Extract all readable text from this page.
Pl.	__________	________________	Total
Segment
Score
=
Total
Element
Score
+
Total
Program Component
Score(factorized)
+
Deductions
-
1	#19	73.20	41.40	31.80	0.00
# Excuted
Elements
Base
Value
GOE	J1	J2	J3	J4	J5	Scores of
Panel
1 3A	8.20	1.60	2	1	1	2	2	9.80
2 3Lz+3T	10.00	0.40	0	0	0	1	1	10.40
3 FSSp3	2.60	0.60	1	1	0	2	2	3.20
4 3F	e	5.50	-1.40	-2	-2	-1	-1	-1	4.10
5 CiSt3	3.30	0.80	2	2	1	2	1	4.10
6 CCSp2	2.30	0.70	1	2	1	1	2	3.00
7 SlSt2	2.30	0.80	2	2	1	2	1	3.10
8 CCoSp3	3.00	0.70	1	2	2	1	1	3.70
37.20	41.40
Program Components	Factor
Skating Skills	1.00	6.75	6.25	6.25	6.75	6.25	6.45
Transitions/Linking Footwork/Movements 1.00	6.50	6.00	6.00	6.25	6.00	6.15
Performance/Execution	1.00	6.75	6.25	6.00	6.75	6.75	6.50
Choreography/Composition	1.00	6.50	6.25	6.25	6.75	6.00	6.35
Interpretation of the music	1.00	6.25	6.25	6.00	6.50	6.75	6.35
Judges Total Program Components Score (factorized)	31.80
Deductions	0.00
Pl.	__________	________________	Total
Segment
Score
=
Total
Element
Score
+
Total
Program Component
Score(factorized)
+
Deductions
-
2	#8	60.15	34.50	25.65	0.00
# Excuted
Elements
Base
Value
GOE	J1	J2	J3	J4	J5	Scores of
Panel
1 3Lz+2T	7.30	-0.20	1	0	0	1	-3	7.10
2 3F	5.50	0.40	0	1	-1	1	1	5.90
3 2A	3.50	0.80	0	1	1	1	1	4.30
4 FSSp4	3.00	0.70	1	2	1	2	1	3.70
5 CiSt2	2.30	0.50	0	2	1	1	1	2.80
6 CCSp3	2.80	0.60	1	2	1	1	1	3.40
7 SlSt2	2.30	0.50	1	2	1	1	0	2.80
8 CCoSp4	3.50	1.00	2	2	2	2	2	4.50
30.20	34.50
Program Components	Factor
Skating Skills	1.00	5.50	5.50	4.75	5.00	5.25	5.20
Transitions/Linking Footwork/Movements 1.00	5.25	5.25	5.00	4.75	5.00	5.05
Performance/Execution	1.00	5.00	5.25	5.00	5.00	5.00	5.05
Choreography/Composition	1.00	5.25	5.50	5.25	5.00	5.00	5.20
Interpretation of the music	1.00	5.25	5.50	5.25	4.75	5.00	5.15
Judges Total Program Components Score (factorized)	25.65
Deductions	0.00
---
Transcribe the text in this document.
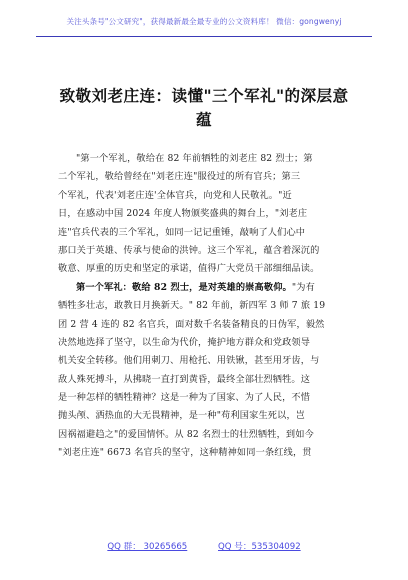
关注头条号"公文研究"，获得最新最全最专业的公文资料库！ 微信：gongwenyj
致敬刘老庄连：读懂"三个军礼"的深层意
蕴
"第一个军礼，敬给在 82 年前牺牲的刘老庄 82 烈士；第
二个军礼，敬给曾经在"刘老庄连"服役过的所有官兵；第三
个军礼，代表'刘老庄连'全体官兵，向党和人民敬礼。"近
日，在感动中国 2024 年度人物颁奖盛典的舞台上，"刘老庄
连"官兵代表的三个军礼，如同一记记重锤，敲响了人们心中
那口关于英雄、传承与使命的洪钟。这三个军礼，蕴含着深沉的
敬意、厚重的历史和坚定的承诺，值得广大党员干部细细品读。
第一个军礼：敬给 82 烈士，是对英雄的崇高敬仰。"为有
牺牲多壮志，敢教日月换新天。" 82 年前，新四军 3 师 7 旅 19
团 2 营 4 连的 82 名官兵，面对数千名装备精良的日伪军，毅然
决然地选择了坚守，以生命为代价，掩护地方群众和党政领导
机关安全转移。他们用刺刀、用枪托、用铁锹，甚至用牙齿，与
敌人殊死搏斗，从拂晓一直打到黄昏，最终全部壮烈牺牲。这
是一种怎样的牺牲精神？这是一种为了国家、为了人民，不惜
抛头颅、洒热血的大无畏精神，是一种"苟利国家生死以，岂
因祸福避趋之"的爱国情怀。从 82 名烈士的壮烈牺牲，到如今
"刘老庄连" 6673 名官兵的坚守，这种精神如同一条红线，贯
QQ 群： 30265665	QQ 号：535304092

» **Task statement**
Find how many lines in the listing contain the word "text" and give that count alone.

» **Worked solution**
2